WORK REQUIRED: Repeat the material in full. Keep every line exactly as it is.

##### PROVIDED INFORMATION

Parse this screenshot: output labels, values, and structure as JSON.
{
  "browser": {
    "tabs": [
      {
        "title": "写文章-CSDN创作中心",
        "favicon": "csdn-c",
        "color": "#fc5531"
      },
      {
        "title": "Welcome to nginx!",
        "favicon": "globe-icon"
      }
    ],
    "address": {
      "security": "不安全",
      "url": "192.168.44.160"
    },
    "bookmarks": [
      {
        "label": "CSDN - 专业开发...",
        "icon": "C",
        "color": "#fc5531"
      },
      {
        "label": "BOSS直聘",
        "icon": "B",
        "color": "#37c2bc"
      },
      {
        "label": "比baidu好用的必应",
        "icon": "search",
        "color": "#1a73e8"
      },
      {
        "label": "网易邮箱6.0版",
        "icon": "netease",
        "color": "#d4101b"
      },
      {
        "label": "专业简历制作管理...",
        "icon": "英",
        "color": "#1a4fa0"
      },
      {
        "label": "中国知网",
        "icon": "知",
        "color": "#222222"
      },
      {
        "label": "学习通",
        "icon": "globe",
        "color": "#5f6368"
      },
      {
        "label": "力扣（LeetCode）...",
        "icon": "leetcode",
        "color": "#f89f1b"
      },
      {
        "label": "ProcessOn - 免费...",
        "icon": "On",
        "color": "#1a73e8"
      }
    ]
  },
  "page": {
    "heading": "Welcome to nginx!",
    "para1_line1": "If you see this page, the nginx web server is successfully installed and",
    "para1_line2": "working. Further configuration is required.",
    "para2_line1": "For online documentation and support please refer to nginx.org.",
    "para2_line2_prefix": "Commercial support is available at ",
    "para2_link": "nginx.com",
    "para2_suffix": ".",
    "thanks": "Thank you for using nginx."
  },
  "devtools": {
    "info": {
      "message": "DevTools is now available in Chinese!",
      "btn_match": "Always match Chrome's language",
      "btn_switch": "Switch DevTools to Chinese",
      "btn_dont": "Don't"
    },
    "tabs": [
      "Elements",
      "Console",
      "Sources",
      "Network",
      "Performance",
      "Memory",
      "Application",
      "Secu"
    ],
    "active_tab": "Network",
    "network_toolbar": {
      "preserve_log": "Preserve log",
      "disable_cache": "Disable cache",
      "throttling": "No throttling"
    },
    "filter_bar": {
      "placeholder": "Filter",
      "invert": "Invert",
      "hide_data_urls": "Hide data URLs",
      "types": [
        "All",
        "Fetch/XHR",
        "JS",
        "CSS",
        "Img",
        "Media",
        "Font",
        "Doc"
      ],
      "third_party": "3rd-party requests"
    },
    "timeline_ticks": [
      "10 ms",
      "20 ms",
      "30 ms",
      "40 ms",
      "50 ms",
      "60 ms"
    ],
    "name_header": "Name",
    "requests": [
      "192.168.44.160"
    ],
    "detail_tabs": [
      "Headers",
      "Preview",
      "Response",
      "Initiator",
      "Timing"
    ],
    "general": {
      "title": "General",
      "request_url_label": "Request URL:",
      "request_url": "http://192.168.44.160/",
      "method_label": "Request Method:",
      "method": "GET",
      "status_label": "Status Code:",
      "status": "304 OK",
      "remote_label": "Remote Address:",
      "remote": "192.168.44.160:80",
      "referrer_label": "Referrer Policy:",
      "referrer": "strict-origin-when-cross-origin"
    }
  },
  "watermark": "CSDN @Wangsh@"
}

##########

OUTPUT:
Parse this screenshot: output labels, values, and structure as JSON.
{
  "browser": {
    "tabs": [
      {
        "title": "写文章-CSDN创作中心",
        "favicon": "csdn-c",
        "color": "#fc5531"
      },
      {
        "title": "Welcome to nginx!",
        "favicon": "globe-icon"
      }
    ],
    "address": {
      "security": "不安全",
      "url": "192.168.44.160"
    },
    "bookmarks": [
      {
        "label": "CSDN - 专业开发...",
        "icon": "C",
        "color": "#fc5531"
      },
      {
        "label": "BOSS直聘",
        "icon": "B",
        "color": "#37c2bc"
      },
      {
        "label": "比baidu好用的必应",
        "icon": "search",
        "color": "#1a73e8"
      },
      {
        "label": "网易邮箱6.0版",
        "icon": "netease",
        "color": "#d4101b"
      },
      {
        "label": "专业简历制作管理...",
        "icon": "英",
        "color": "#1a4fa0"
      },
      {
        "label": "中国知网",
        "icon": "知",
        "color": "#222222"
      },
      {
        "label": "学习通",
        "icon": "globe",
        "color": "#5f6368"
      },
      {
        "label": "力扣（LeetCode）...",
        "icon": "leetcode",
        "color": "#f89f1b"
      },
      {
        "label": "ProcessOn - 免费...",
        "icon": "On",
        "color": "#1a73e8"
      }
    ]
  },
  "page": {
    "heading": "Welcome to nginx!",
    "para1_line1": "If you see this page, the nginx web server is successfully installed and",
    "para1_line2": "working. Further configuration is required.",
    "para2_line1": "For online documentation and support please refer to nginx.org.",
    "para2_line2_prefix": "Commercial support is available at ",
    "para2_link": "nginx.com",
    "para2_suffix": ".",
    "thanks": "Thank you for using nginx."
  },
  "devtools": {
    "info": {
      "message": "DevTools is now available in Chinese!",
      "btn_match": "Always match Chrome's language",
      "btn_switch": "Switch DevTools to Chinese",
      "btn_dont": "Don't"
    },
    "tabs": [
      "Elements",
      "Console",
      "Sources",
      "Network",
      "Performance",
      "Memory",
      "Application",
      "Secu"
    ],
    "active_tab": "Network",
    "network_toolbar": {
      "preserve_log": "Preserve log",
      "disable_cache": "Disable cache",
      "throttling": "No throttling"
    },
    "filter_bar": {
      "placeholder": "Filter",
      "invert": "Invert",
      "hide_data_urls": "Hide data URLs",
      "types": [
        "All",
        "Fetch/XHR",
        "JS",
        "CSS",
        "Img",
        "Media",
        "Font",
        "Doc"
      ],
      "third_party": "3rd-party requests"
    },
    "timeline_ticks": [
      "10 ms",
      "20 ms",
      "30 ms",
      "40 ms",
      "50 ms",
      "60 ms"
    ],
    "name_header": "Name",
    "requests": [
      "192.168.44.160"
    ],
    "detail_tabs": [
      "Headers",
      "Preview",
      "Response",
      "Initiator",
      "Timing"
    ],
    "general": {
      "title": "General",
      "request_url_label": "Request URL:",
      "request_url": "http://192.168.44.160/",
      "method_label": "Request Method:",
      "method": "GET",
      "status_label": "Status Code:",
      "status": "304 OK",
      "remote_label": "Remote Address:",
      "remote": "192.168.44.160:80",
      "referrer_label": "Referrer Policy:",
      "referrer": "strict-origin-when-cross-origin"
    }
  },
  "watermark": "CSDN @Wangsh@"
}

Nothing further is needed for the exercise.